SHORT PROBLEM:
Go through the records underneath and count the lines that include the string "Celestica". Give nothing but the number.

◇ ◇ ◇ ◇

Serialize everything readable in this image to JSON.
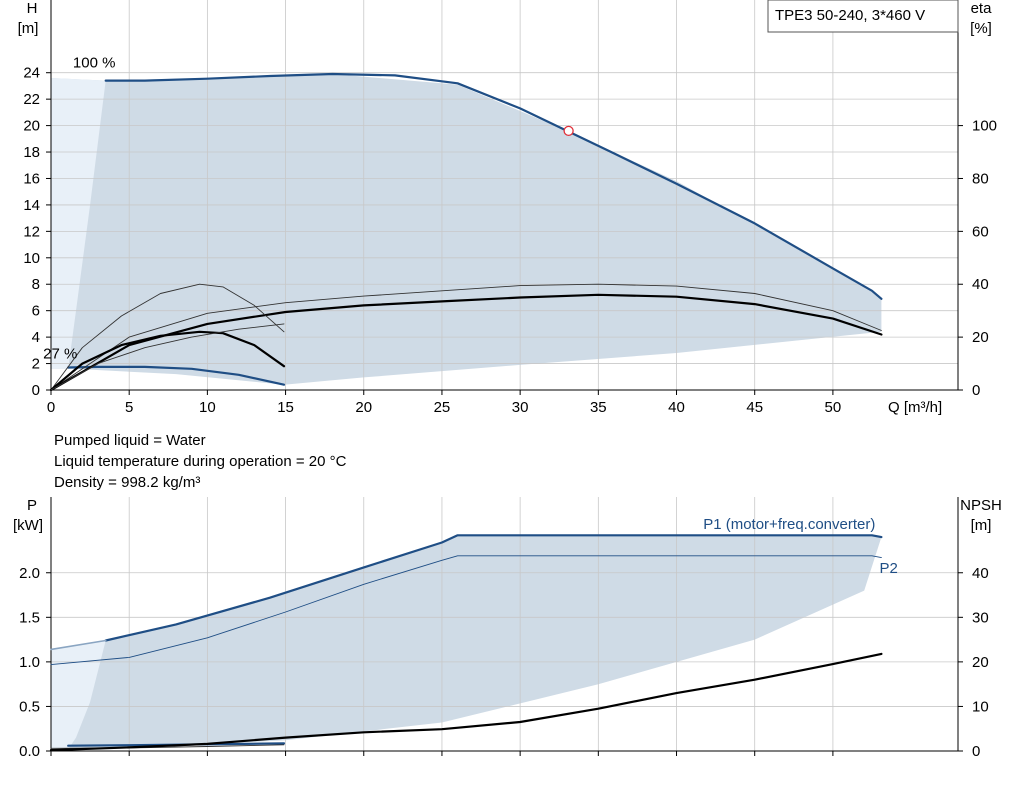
{
  "info": {
    "liquid": "Pumped liquid = Water",
    "temperature": "Liquid temperature during operation = 20 °C",
    "density": "Density = 998.2 kg/m³"
  },
  "colors": {
    "envelope": "#cfdbe6",
    "envelope_light": "#e8f0f8",
    "curve_blue": "#1f4e85",
    "curve_black": "#000000",
    "grid": "#c8c8c8",
    "duty_point": "#e0303a"
  },
  "chart_data": [
    {
      "id": "qh",
      "type": "line",
      "title": "TPE3 50-240, 3*460 V",
      "xlabel": "Q [m³/h]",
      "ylabel_top": "H",
      "ylabel_unit": "[m]",
      "y2label_top": "eta",
      "y2label_unit": "[%]",
      "xlim": [
        0,
        58
      ],
      "ylim": [
        0,
        29.5
      ],
      "y2lim": [
        0,
        147.5
      ],
      "xticks": [
        0,
        5,
        10,
        15,
        20,
        25,
        30,
        35,
        40,
        45,
        50
      ],
      "yticks": [
        0,
        2,
        4,
        6,
        8,
        10,
        12,
        14,
        16,
        18,
        20,
        22,
        24
      ],
      "y2ticks": [
        0,
        20,
        40,
        60,
        80,
        100
      ],
      "grid": true,
      "envelope": [
        [
          0,
          23.6
        ],
        [
          3.5,
          23.4
        ],
        [
          10,
          23.6
        ],
        [
          18,
          23.9
        ],
        [
          26,
          23.1
        ],
        [
          33,
          19.6
        ],
        [
          40,
          15.8
        ],
        [
          47,
          11.2
        ],
        [
          52.5,
          7.4
        ],
        [
          53.1,
          6.9
        ],
        [
          53.1,
          4.4
        ],
        [
          40,
          2.8
        ],
        [
          30,
          1.9
        ],
        [
          20,
          0.95
        ],
        [
          14.9,
          0.4
        ],
        [
          8,
          1.2
        ],
        [
          1.4,
          1.6
        ],
        [
          0,
          1.6
        ]
      ],
      "envelope_light": [
        [
          0,
          23.6
        ],
        [
          3.5,
          23.4
        ],
        [
          2.5,
          14
        ],
        [
          1.6,
          6
        ],
        [
          1.1,
          1.6
        ],
        [
          0,
          1.6
        ]
      ],
      "annotations": [
        {
          "text": "100 %",
          "x": 1.4,
          "y": 24.4
        },
        {
          "text": "27 %",
          "x": -0.5,
          "y": 2.4
        }
      ],
      "series": [
        {
          "role": "head-max",
          "axis": "left",
          "style": "blue-thick",
          "points": [
            [
              3.5,
              23.4
            ],
            [
              6,
              23.4
            ],
            [
              10,
              23.55
            ],
            [
              14,
              23.75
            ],
            [
              18,
              23.9
            ],
            [
              22,
              23.8
            ],
            [
              26,
              23.2
            ],
            [
              30,
              21.3
            ],
            [
              33,
              19.6
            ],
            [
              36,
              17.9
            ],
            [
              40,
              15.6
            ],
            [
              45,
              12.6
            ],
            [
              50,
              9.2
            ],
            [
              52.5,
              7.5
            ],
            [
              53.1,
              6.9
            ]
          ]
        },
        {
          "role": "head-min",
          "axis": "left",
          "style": "blue-thick",
          "points": [
            [
              1.1,
              1.7
            ],
            [
              3,
              1.75
            ],
            [
              6,
              1.75
            ],
            [
              9,
              1.6
            ],
            [
              12,
              1.15
            ],
            [
              14.9,
              0.4
            ]
          ]
        },
        {
          "role": "eta-motor-max",
          "axis": "right",
          "style": "black-thin",
          "points": [
            [
              0,
              0
            ],
            [
              5,
              20
            ],
            [
              10,
              29
            ],
            [
              15,
              33
            ],
            [
              20,
              35.5
            ],
            [
              25,
              37.5
            ],
            [
              30,
              39.5
            ],
            [
              35,
              40
            ],
            [
              40,
              39.3
            ],
            [
              45,
              36.5
            ],
            [
              50,
              30
            ],
            [
              53.1,
              22.5
            ]
          ]
        },
        {
          "role": "eta-pump-max",
          "axis": "right",
          "style": "black-thick",
          "points": [
            [
              0,
              0
            ],
            [
              5,
              17
            ],
            [
              10,
              25
            ],
            [
              15,
              29.5
            ],
            [
              20,
              32
            ],
            [
              25,
              33.5
            ],
            [
              30,
              35
            ],
            [
              35,
              36
            ],
            [
              40,
              35.3
            ],
            [
              45,
              32.5
            ],
            [
              50,
              27
            ],
            [
              53.1,
              21
            ]
          ]
        },
        {
          "role": "eta-motor-min",
          "axis": "right",
          "style": "black-thin",
          "points": [
            [
              0,
              0
            ],
            [
              2,
              16
            ],
            [
              4.5,
              28
            ],
            [
              7,
              36.5
            ],
            [
              9.5,
              40
            ],
            [
              11,
              39
            ],
            [
              13,
              32
            ],
            [
              14.9,
              22
            ]
          ]
        },
        {
          "role": "eta-pump-min",
          "axis": "right",
          "style": "black-thick",
          "points": [
            [
              0,
              0
            ],
            [
              2,
              10
            ],
            [
              4.5,
              17
            ],
            [
              7,
              20.5
            ],
            [
              9.5,
              22
            ],
            [
              11,
              21.5
            ],
            [
              13,
              17
            ],
            [
              14.9,
              9
            ]
          ]
        },
        {
          "role": "eta-thin-min-2",
          "axis": "right",
          "style": "black-thin",
          "points": [
            [
              0,
              0
            ],
            [
              3,
              10
            ],
            [
              6,
              16
            ],
            [
              9,
              20
            ],
            [
              12,
              23
            ],
            [
              14.9,
              25
            ]
          ]
        }
      ],
      "duty_point": {
        "x": 33.1,
        "y": 19.6
      }
    },
    {
      "id": "power",
      "type": "line",
      "ylabel_top": "P",
      "ylabel_unit": "[kW]",
      "y2label_top": "NPSH",
      "y2label_unit": "[m]",
      "xlim": [
        0,
        58
      ],
      "ylim": [
        0,
        2.85
      ],
      "y2lim": [
        0,
        57
      ],
      "xticks": [
        0,
        5,
        10,
        15,
        20,
        25,
        30,
        35,
        40,
        45,
        50
      ],
      "yticks": [
        "0.0",
        "0.5",
        "1.0",
        "1.5",
        "2.0"
      ],
      "yticks_values": [
        0,
        0.5,
        1.0,
        1.5,
        2.0
      ],
      "y2ticks": [
        0,
        10,
        20,
        30,
        40
      ],
      "grid": true,
      "envelope": [
        [
          0,
          1.14
        ],
        [
          3.5,
          1.24
        ],
        [
          8,
          1.42
        ],
        [
          14,
          1.72
        ],
        [
          20,
          2.06
        ],
        [
          25,
          2.33
        ],
        [
          26,
          2.42
        ],
        [
          40,
          2.42
        ],
        [
          52.5,
          2.42
        ],
        [
          53.1,
          2.4
        ],
        [
          52,
          1.8
        ],
        [
          45,
          1.25
        ],
        [
          35,
          0.75
        ],
        [
          25,
          0.32
        ],
        [
          15,
          0.12
        ],
        [
          8,
          0.06
        ],
        [
          1.4,
          0.02
        ],
        [
          0,
          0.02
        ]
      ],
      "envelope_light": [
        [
          0,
          1.14
        ],
        [
          3.5,
          1.24
        ],
        [
          2.5,
          0.55
        ],
        [
          1.6,
          0.15
        ],
        [
          1.1,
          0.02
        ],
        [
          0,
          0.02
        ]
      ],
      "labels": [
        {
          "text": "P1 (motor+freq.converter)",
          "x": 53.1,
          "y": 2.49,
          "anchor": "end"
        },
        {
          "text": "P2",
          "x": 52.6,
          "y": 2.0,
          "anchor": "start"
        }
      ],
      "series": [
        {
          "role": "P1-max",
          "axis": "left",
          "style": "blue-thick",
          "points": [
            [
              3.5,
              1.24
            ],
            [
              8,
              1.42
            ],
            [
              14,
              1.72
            ],
            [
              20,
              2.06
            ],
            [
              25,
              2.34
            ],
            [
              26,
              2.42
            ],
            [
              40,
              2.42
            ],
            [
              52.5,
              2.42
            ],
            [
              53.1,
              2.4
            ]
          ]
        },
        {
          "role": "P1-max-faint",
          "axis": "left",
          "style": "blue-faint",
          "points": [
            [
              0,
              1.14
            ],
            [
              3.5,
              1.24
            ]
          ]
        },
        {
          "role": "P2-max",
          "axis": "left",
          "style": "blue-thin",
          "points": [
            [
              0,
              0.97
            ],
            [
              5,
              1.05
            ],
            [
              10,
              1.27
            ],
            [
              15,
              1.56
            ],
            [
              20,
              1.87
            ],
            [
              25,
              2.14
            ],
            [
              26,
              2.19
            ],
            [
              40,
              2.19
            ],
            [
              52.5,
              2.19
            ],
            [
              53.1,
              2.17
            ]
          ]
        },
        {
          "role": "P1-min",
          "axis": "left",
          "style": "blue-thick",
          "points": [
            [
              1.1,
              0.06
            ],
            [
              5,
              0.065
            ],
            [
              10,
              0.075
            ],
            [
              14.9,
              0.085
            ]
          ]
        },
        {
          "role": "P2-min",
          "axis": "left",
          "style": "black-thin",
          "points": [
            [
              0,
              0.03
            ],
            [
              5,
              0.035
            ],
            [
              10,
              0.05
            ],
            [
              14.9,
              0.07
            ]
          ]
        },
        {
          "role": "NPSH",
          "axis": "right",
          "style": "black-thick",
          "points": [
            [
              0,
              0.2
            ],
            [
              5,
              0.8
            ],
            [
              10,
              1.6
            ],
            [
              15,
              3.0
            ],
            [
              20,
              4.2
            ],
            [
              25,
              4.9
            ],
            [
              30,
              6.5
            ],
            [
              35,
              9.5
            ],
            [
              40,
              13
            ],
            [
              45,
              16
            ],
            [
              50,
              19.5
            ],
            [
              53.1,
              21.8
            ]
          ]
        }
      ]
    }
  ]
}
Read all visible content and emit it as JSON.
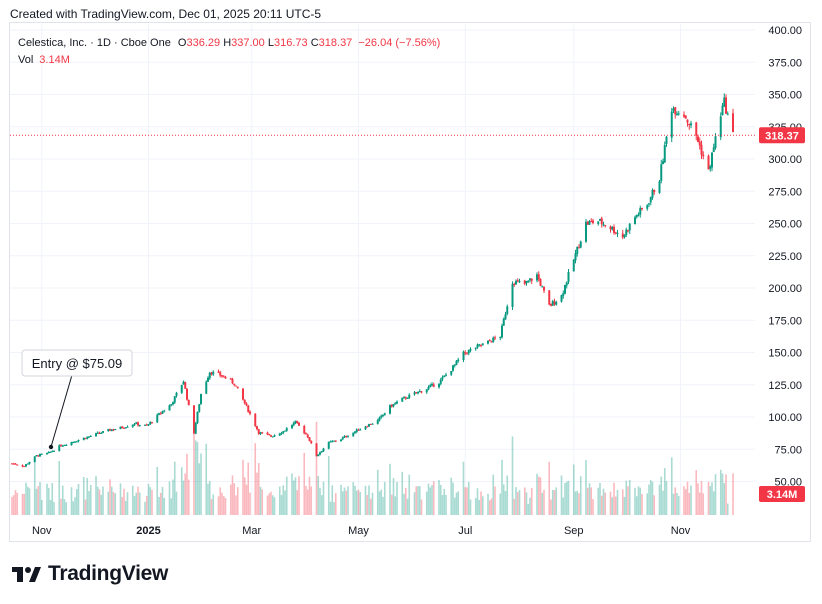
{
  "header": {
    "created_text": "Created with TradingView.com, Dec 01, 2025 20:11 UTC-5"
  },
  "legend": {
    "symbol": "Celestica, Inc. · 1D · Cboe One",
    "open_label": "O",
    "open": "336.29",
    "high_label": "H",
    "high": "337.00",
    "low_label": "L",
    "low": "316.73",
    "close_label": "C",
    "close": "318.37",
    "change": "−26.04 (−7.56%)",
    "vol_label": "Vol",
    "vol": "3.14M"
  },
  "annotation": {
    "text": "Entry @ $75.09"
  },
  "price_badge": "318.37",
  "volume_badge": "3.14M",
  "brand": {
    "name": "TradingView"
  },
  "colors": {
    "up": "#089981",
    "down": "#f23645",
    "grid": "#f0f3fa",
    "text": "#131722"
  },
  "chart_data": {
    "type": "candlestick",
    "title": "Celestica, Inc. · 1D · Cboe One",
    "ylim": [
      50,
      400
    ],
    "y_ticks": [
      "400.00",
      "375.00",
      "350.00",
      "325.00",
      "300.00",
      "275.00",
      "250.00",
      "225.00",
      "200.00",
      "175.00",
      "150.00",
      "125.00",
      "100.00",
      "75.00",
      "50.00"
    ],
    "x_ticks": [
      "Nov",
      "2025",
      "Mar",
      "May",
      "Jul",
      "Sep",
      "Nov"
    ],
    "last_close": 318.37,
    "entry_price": 75.09,
    "close_path": [
      {
        "date": "2024-10-15",
        "close": 64
      },
      {
        "date": "2024-10-22",
        "close": 62
      },
      {
        "date": "2024-10-29",
        "close": 70
      },
      {
        "date": "2024-11-05",
        "close": 72
      },
      {
        "date": "2024-11-12",
        "close": 78
      },
      {
        "date": "2024-11-19",
        "close": 81
      },
      {
        "date": "2024-11-26",
        "close": 84
      },
      {
        "date": "2024-12-03",
        "close": 87
      },
      {
        "date": "2024-12-10",
        "close": 90
      },
      {
        "date": "2024-12-17",
        "close": 92
      },
      {
        "date": "2024-12-24",
        "close": 95
      },
      {
        "date": "2024-12-31",
        "close": 93
      },
      {
        "date": "2025-01-07",
        "close": 102
      },
      {
        "date": "2025-01-14",
        "close": 110
      },
      {
        "date": "2025-01-21",
        "close": 128
      },
      {
        "date": "2025-01-27",
        "close": 88
      },
      {
        "date": "2025-01-31",
        "close": 118
      },
      {
        "date": "2025-02-05",
        "close": 135
      },
      {
        "date": "2025-02-12",
        "close": 132
      },
      {
        "date": "2025-02-19",
        "close": 126
      },
      {
        "date": "2025-02-26",
        "close": 108
      },
      {
        "date": "2025-03-05",
        "close": 88
      },
      {
        "date": "2025-03-12",
        "close": 85
      },
      {
        "date": "2025-03-19",
        "close": 89
      },
      {
        "date": "2025-03-26",
        "close": 96
      },
      {
        "date": "2025-04-02",
        "close": 85
      },
      {
        "date": "2025-04-07",
        "close": 70
      },
      {
        "date": "2025-04-14",
        "close": 80
      },
      {
        "date": "2025-04-21",
        "close": 83
      },
      {
        "date": "2025-04-28",
        "close": 88
      },
      {
        "date": "2025-05-05",
        "close": 93
      },
      {
        "date": "2025-05-12",
        "close": 97
      },
      {
        "date": "2025-05-19",
        "close": 108
      },
      {
        "date": "2025-05-26",
        "close": 114
      },
      {
        "date": "2025-06-02",
        "close": 118
      },
      {
        "date": "2025-06-09",
        "close": 122
      },
      {
        "date": "2025-06-16",
        "close": 127
      },
      {
        "date": "2025-06-23",
        "close": 137
      },
      {
        "date": "2025-06-30",
        "close": 149
      },
      {
        "date": "2025-07-07",
        "close": 154
      },
      {
        "date": "2025-07-14",
        "close": 158
      },
      {
        "date": "2025-07-21",
        "close": 163
      },
      {
        "date": "2025-07-28",
        "close": 205
      },
      {
        "date": "2025-08-04",
        "close": 203
      },
      {
        "date": "2025-08-11",
        "close": 210
      },
      {
        "date": "2025-08-18",
        "close": 186
      },
      {
        "date": "2025-08-25",
        "close": 194
      },
      {
        "date": "2025-09-01",
        "close": 222
      },
      {
        "date": "2025-09-08",
        "close": 250
      },
      {
        "date": "2025-09-15",
        "close": 252
      },
      {
        "date": "2025-09-22",
        "close": 247
      },
      {
        "date": "2025-09-29",
        "close": 240
      },
      {
        "date": "2025-10-06",
        "close": 255
      },
      {
        "date": "2025-10-13",
        "close": 265
      },
      {
        "date": "2025-10-20",
        "close": 285
      },
      {
        "date": "2025-10-27",
        "close": 340
      },
      {
        "date": "2025-11-03",
        "close": 335
      },
      {
        "date": "2025-11-10",
        "close": 318
      },
      {
        "date": "2025-11-17",
        "close": 290
      },
      {
        "date": "2025-11-24",
        "close": 335
      },
      {
        "date": "2025-11-26",
        "close": 344
      },
      {
        "date": "2025-12-01",
        "close": 318.37
      }
    ]
  }
}
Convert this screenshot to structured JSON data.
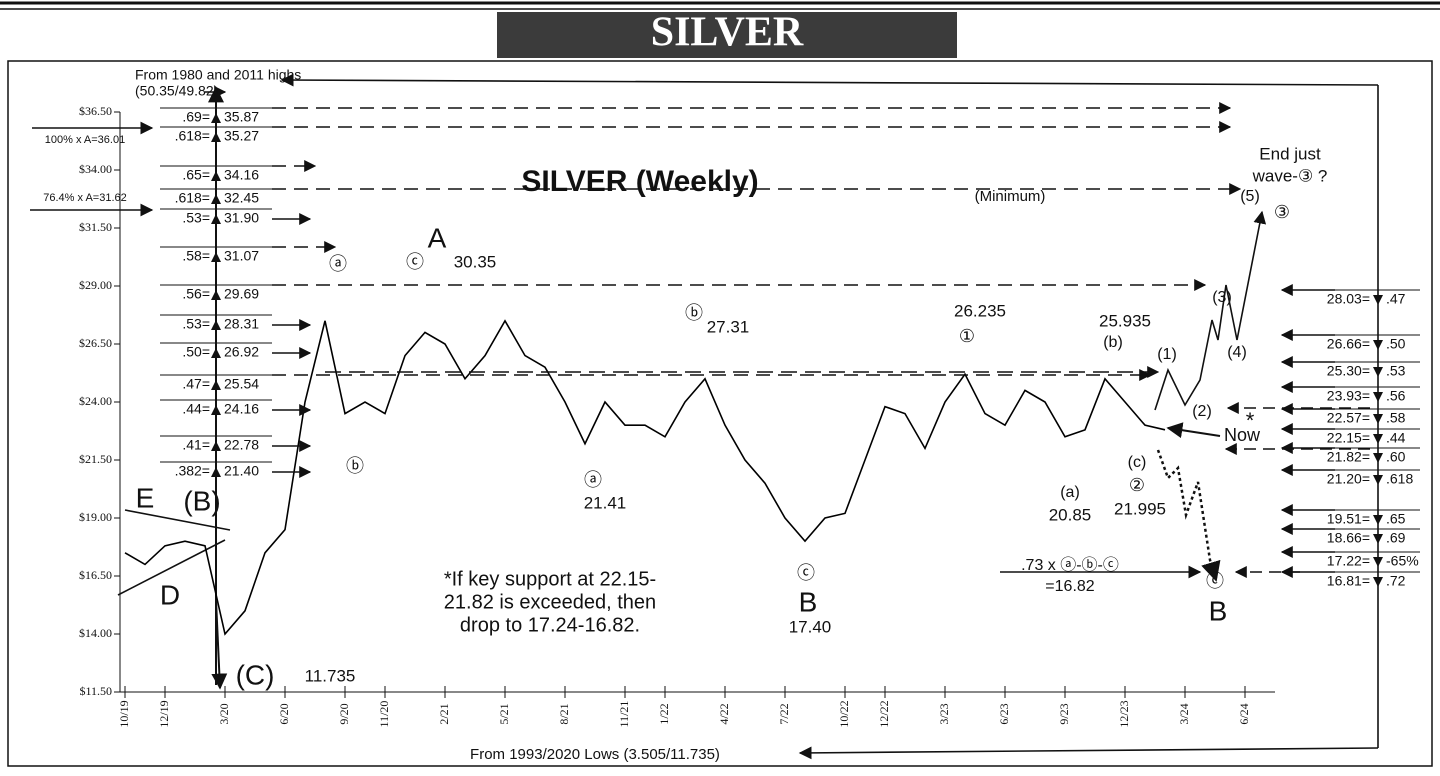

◇ ◇ ◇ ◇

SOLUTION FOR THIS EXERCISE:
2